┌─ Extracted material

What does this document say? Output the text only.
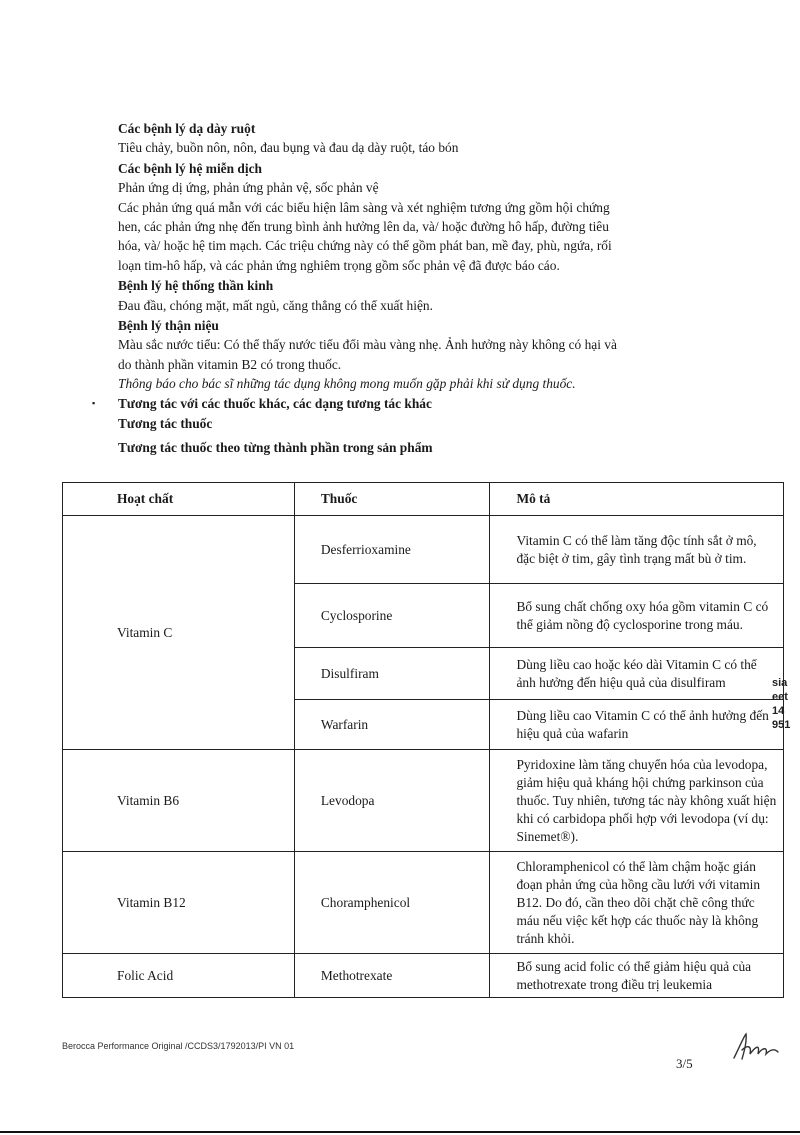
Các bệnh lý dạ dày ruột
Tiêu chảy, buồn nôn, nôn, đau bụng và đau dạ dày ruột, táo bón
Các bệnh lý hệ miễn dịch
Phản ứng dị ứng, phản ứng phản vệ, sốc phản vệ
Các phản ứng quá mẫn với các biểu hiện lâm sàng và xét nghiệm tương ứng gồm hội chứng
hen, các phản ứng nhẹ đến trung bình ảnh hưởng lên da, và/ hoặc đường hô hấp, đường tiêu
hóa, và/ hoặc hệ tim mạch. Các triệu chứng này có thể gồm phát ban, mề đay, phù, ngứa, rối
loạn tim-hô hấp, và các phản ứng nghiêm trọng gồm sốc phản vệ đã được báo cáo.
Bệnh lý hệ thống thần kinh
Đau đầu, chóng mặt, mất ngủ, căng thẳng có thể xuất hiện.
Bệnh lý thận niệu
Màu sắc nước tiểu: Có thể thấy nước tiểu đổi màu vàng nhẹ. Ảnh hưởng này không có hại và
do thành phần vitamin B2 có trong thuốc.
Thông báo cho bác sĩ những tác dụng không mong muốn gặp phải khi sử dụng thuốc.
▪ Tương tác với các thuốc khác, các dạng tương tác khác
Tương tác thuốc
Tương tác thuốc theo từng thành phần trong sản phẩm
Hoạt chất	Thuốc	Mô tả
Vitamin C	Desferrioxamine	Vitamin C có thể làm tăng độc tính sắt ở mô, đặc biệt ở tim, gây tình trạng mất bù ở tim.
	Cyclosporine	Bổ sung chất chống oxy hóa gồm vitamin C có thể giảm nồng độ cyclosporine trong máu.
	Disulfiram	Dùng liều cao hoặc kéo dài Vitamin C có thể ảnh hưởng đến hiệu quả của disulfiram
	Warfarin	Dùng liều cao Vitamin C có thể ảnh hưởng đến hiệu quả của wafarin
Vitamin B6	Levodopa	Pyridoxine làm tăng chuyển hóa của levodopa, giảm hiệu quả kháng hội chứng parkinson của thuốc. Tuy nhiên, tương tác này không xuất hiện khi có carbidopa phối hợp với levodopa (ví dụ: Sinemet®).
Vitamin B12	Choramphenicol	Chloramphenicol có thể làm chậm hoặc gián đoạn phản ứng của hồng cầu lưới với vitamin B12. Do đó, cần theo dõi chặt chẽ công thức máu nếu việc kết hợp các thuốc này là không tránh khỏi.
Folic Acid	Methotrexate	Bổ sung acid folic có thể giảm hiệu quả của methotrexate trong điều trị leukemia
sia
eet
14
951
Berocca Performance Original /CCDS3/1792013/PI VN 01
3/5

└─

The exercise:
Without the pictures, reproduce every line of the records above exactly.

Complete response:
What does this document say? Output the text only.
Các bệnh lý dạ dày ruột
Tiêu chảy, buồn nôn, nôn, đau bụng và đau dạ dày ruột, táo bón
Các bệnh lý hệ miễn dịch
Phản ứng dị ứng, phản ứng phản vệ, sốc phản vệ
Các phản ứng quá mẫn với các biểu hiện lâm sàng và xét nghiệm tương ứng gồm hội chứng
hen, các phản ứng nhẹ đến trung bình ảnh hưởng lên da, và/ hoặc đường hô hấp, đường tiêu
hóa, và/ hoặc hệ tim mạch. Các triệu chứng này có thể gồm phát ban, mề đay, phù, ngứa, rối
loạn tim-hô hấp, và các phản ứng nghiêm trọng gồm sốc phản vệ đã được báo cáo.
Bệnh lý hệ thống thần kinh
Đau đầu, chóng mặt, mất ngủ, căng thẳng có thể xuất hiện.
Bệnh lý thận niệu
Màu sắc nước tiểu: Có thể thấy nước tiểu đổi màu vàng nhẹ. Ảnh hưởng này không có hại và
do thành phần vitamin B2 có trong thuốc.
Thông báo cho bác sĩ những tác dụng không mong muốn gặp phải khi sử dụng thuốc.
▪ Tương tác với các thuốc khác, các dạng tương tác khác
Tương tác thuốc
Tương tác thuốc theo từng thành phần trong sản phẩm
Hoạt chất	Thuốc	Mô tả
Vitamin C	Desferrioxamine	Vitamin C có thể làm tăng độc tính sắt ở mô, đặc biệt ở tim, gây tình trạng mất bù ở tim.
	Cyclosporine	Bổ sung chất chống oxy hóa gồm vitamin C có thể giảm nồng độ cyclosporine trong máu.
	Disulfiram	Dùng liều cao hoặc kéo dài Vitamin C có thể ảnh hưởng đến hiệu quả của disulfiram
	Warfarin	Dùng liều cao Vitamin C có thể ảnh hưởng đến hiệu quả của wafarin
Vitamin B6	Levodopa	Pyridoxine làm tăng chuyển hóa của levodopa, giảm hiệu quả kháng hội chứng parkinson của thuốc. Tuy nhiên, tương tác này không xuất hiện khi có carbidopa phối hợp với levodopa (ví dụ: Sinemet®).
Vitamin B12	Choramphenicol	Chloramphenicol có thể làm chậm hoặc gián đoạn phản ứng của hồng cầu lưới với vitamin B12. Do đó, cần theo dõi chặt chẽ công thức máu nếu việc kết hợp các thuốc này là không tránh khỏi.
Folic Acid	Methotrexate	Bổ sung acid folic có thể giảm hiệu quả của methotrexate trong điều trị leukemia
sia
eet
14
951
Berocca Performance Original /CCDS3/1792013/PI VN 01
3/5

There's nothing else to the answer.